• Given task: Write out every record in full, exactly as written, please.

____________________

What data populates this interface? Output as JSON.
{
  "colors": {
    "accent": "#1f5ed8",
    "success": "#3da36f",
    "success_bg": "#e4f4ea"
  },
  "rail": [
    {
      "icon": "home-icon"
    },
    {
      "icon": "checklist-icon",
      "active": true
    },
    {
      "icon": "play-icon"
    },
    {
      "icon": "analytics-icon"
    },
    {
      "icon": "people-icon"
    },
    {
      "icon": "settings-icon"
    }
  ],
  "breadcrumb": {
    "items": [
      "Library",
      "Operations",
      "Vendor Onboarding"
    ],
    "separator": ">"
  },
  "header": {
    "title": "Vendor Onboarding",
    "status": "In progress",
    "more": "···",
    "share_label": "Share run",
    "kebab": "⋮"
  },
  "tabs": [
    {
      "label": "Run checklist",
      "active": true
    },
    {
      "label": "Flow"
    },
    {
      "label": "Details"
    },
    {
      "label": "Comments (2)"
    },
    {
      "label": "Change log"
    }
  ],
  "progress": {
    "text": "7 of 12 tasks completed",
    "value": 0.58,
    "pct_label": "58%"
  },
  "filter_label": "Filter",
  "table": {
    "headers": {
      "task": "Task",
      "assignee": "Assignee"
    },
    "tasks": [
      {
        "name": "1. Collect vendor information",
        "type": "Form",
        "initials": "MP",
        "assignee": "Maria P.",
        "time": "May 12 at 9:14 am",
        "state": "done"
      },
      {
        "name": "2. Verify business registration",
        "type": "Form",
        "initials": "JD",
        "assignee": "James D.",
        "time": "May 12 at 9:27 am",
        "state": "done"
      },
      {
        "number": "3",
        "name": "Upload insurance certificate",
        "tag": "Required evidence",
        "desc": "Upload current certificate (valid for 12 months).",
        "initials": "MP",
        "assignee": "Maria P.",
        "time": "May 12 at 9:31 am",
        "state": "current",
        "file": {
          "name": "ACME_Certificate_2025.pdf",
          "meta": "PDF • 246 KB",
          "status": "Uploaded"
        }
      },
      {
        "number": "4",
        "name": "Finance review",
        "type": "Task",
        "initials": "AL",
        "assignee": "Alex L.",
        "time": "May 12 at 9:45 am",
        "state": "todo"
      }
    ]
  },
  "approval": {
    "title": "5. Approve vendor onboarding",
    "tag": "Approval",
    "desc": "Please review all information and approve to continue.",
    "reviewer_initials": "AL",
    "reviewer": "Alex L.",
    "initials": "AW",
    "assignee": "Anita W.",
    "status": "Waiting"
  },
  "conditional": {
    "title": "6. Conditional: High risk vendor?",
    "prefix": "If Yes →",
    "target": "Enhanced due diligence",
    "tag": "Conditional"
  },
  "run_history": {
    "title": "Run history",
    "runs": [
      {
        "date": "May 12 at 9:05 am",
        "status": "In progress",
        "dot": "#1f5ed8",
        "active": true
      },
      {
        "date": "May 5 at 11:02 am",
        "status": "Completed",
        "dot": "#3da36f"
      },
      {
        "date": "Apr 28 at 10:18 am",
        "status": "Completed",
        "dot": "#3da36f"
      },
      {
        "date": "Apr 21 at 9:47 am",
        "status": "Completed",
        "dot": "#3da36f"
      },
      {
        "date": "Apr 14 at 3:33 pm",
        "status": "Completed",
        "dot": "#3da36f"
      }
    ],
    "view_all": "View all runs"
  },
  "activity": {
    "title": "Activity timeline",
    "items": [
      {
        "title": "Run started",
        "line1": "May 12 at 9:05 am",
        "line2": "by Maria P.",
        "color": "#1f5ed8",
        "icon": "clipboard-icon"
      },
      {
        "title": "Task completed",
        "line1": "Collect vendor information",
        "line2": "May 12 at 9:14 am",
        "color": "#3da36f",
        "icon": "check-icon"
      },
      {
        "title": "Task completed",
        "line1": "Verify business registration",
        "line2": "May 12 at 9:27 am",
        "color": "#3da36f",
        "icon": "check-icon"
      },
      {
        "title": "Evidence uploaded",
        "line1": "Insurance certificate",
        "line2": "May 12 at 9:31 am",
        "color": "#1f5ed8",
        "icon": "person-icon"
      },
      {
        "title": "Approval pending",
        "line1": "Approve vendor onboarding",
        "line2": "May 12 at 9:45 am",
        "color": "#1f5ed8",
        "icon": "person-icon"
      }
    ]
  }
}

____________________

• Task output:
What data populates this interface? Output as JSON.
{
  "colors": {
    "accent": "#1f5ed8",
    "success": "#3da36f",
    "success_bg": "#e4f4ea"
  },
  "rail": [
    {
      "icon": "home-icon"
    },
    {
      "icon": "checklist-icon",
      "active": true
    },
    {
      "icon": "play-icon"
    },
    {
      "icon": "analytics-icon"
    },
    {
      "icon": "people-icon"
    },
    {
      "icon": "settings-icon"
    }
  ],
  "breadcrumb": {
    "items": [
      "Library",
      "Operations",
      "Vendor Onboarding"
    ],
    "separator": ">"
  },
  "header": {
    "title": "Vendor Onboarding",
    "status": "In progress",
    "more": "···",
    "share_label": "Share run",
    "kebab": "⋮"
  },
  "tabs": [
    {
      "label": "Run checklist",
      "active": true
    },
    {
      "label": "Flow"
    },
    {
      "label": "Details"
    },
    {
      "label": "Comments (2)"
    },
    {
      "label": "Change log"
    }
  ],
  "progress": {
    "text": "7 of 12 tasks completed",
    "value": 0.58,
    "pct_label": "58%"
  },
  "filter_label": "Filter",
  "table": {
    "headers": {
      "task": "Task",
      "assignee": "Assignee"
    },
    "tasks": [
      {
        "name": "1. Collect vendor information",
        "type": "Form",
        "initials": "MP",
        "assignee": "Maria P.",
        "time": "May 12 at 9:14 am",
        "state": "done"
      },
      {
        "name": "2. Verify business registration",
        "type": "Form",
        "initials": "JD",
        "assignee": "James D.",
        "time": "May 12 at 9:27 am",
        "state": "done"
      },
      {
        "number": "3",
        "name": "Upload insurance certificate",
        "tag": "Required evidence",
        "desc": "Upload current certificate (valid for 12 months).",
        "initials": "MP",
        "assignee": "Maria P.",
        "time": "May 12 at 9:31 am",
        "state": "current",
        "file": {
          "name": "ACME_Certificate_2025.pdf",
          "meta": "PDF • 246 KB",
          "status": "Uploaded"
        }
      },
      {
        "number": "4",
        "name": "Finance review",
        "type": "Task",
        "initials": "AL",
        "assignee": "Alex L.",
        "time": "May 12 at 9:45 am",
        "state": "todo"
      }
    ]
  },
  "approval": {
    "title": "5. Approve vendor onboarding",
    "tag": "Approval",
    "desc": "Please review all information and approve to continue.",
    "reviewer_initials": "AL",
    "reviewer": "Alex L.",
    "initials": "AW",
    "assignee": "Anita W.",
    "status": "Waiting"
  },
  "conditional": {
    "title": "6. Conditional: High risk vendor?",
    "prefix": "If Yes →",
    "target": "Enhanced due diligence",
    "tag": "Conditional"
  },
  "run_history": {
    "title": "Run history",
    "runs": [
      {
        "date": "May 12 at 9:05 am",
        "status": "In progress",
        "dot": "#1f5ed8",
        "active": true
      },
      {
        "date": "May 5 at 11:02 am",
        "status": "Completed",
        "dot": "#3da36f"
      },
      {
        "date": "Apr 28 at 10:18 am",
        "status": "Completed",
        "dot": "#3da36f"
      },
      {
        "date": "Apr 21 at 9:47 am",
        "status": "Completed",
        "dot": "#3da36f"
      },
      {
        "date": "Apr 14 at 3:33 pm",
        "status": "Completed",
        "dot": "#3da36f"
      }
    ],
    "view_all": "View all runs"
  },
  "activity": {
    "title": "Activity timeline",
    "items": [
      {
        "title": "Run started",
        "line1": "May 12 at 9:05 am",
        "line2": "by Maria P.",
        "color": "#1f5ed8",
        "icon": "clipboard-icon"
      },
      {
        "title": "Task completed",
        "line1": "Collect vendor information",
        "line2": "May 12 at 9:14 am",
        "color": "#3da36f",
        "icon": "check-icon"
      },
      {
        "title": "Task completed",
        "line1": "Verify business registration",
        "line2": "May 12 at 9:27 am",
        "color": "#3da36f",
        "icon": "check-icon"
      },
      {
        "title": "Evidence uploaded",
        "line1": "Insurance certificate",
        "line2": "May 12 at 9:31 am",
        "color": "#1f5ed8",
        "icon": "person-icon"
      },
      {
        "title": "Approval pending",
        "line1": "Approve vendor onboarding",
        "line2": "May 12 at 9:45 am",
        "color": "#1f5ed8",
        "icon": "person-icon"
      }
    ]
  }
}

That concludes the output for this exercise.